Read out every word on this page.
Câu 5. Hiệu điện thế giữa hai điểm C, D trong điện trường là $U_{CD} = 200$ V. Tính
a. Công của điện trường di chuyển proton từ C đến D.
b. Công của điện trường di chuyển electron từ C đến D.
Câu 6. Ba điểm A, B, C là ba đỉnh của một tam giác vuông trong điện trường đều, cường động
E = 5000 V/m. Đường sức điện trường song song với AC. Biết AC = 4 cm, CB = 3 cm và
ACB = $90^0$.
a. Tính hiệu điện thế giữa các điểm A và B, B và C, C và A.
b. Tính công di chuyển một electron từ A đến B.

= = =

■ Short problem:
Faithfully transcribe the whole of the data.

■ Answer:
Read out every word on this page.
Câu 5. Hiệu điện thế giữa hai điểm C, D trong điện trường là $U_{CD} = 200$ V. Tính
a. Công của điện trường di chuyển proton từ C đến D.
b. Công của điện trường di chuyển electron từ C đến D.
Câu 6. Ba điểm A, B, C là ba đỉnh của một tam giác vuông trong điện trường đều, cường động
E = 5000 V/m. Đường sức điện trường song song với AC. Biết AC = 4 cm, CB = 3 cm và
ACB = $90^0$.
a. Tính hiệu điện thế giữa các điểm A và B, B và C, C và A.
b. Tính công di chuyển một electron từ A đến B.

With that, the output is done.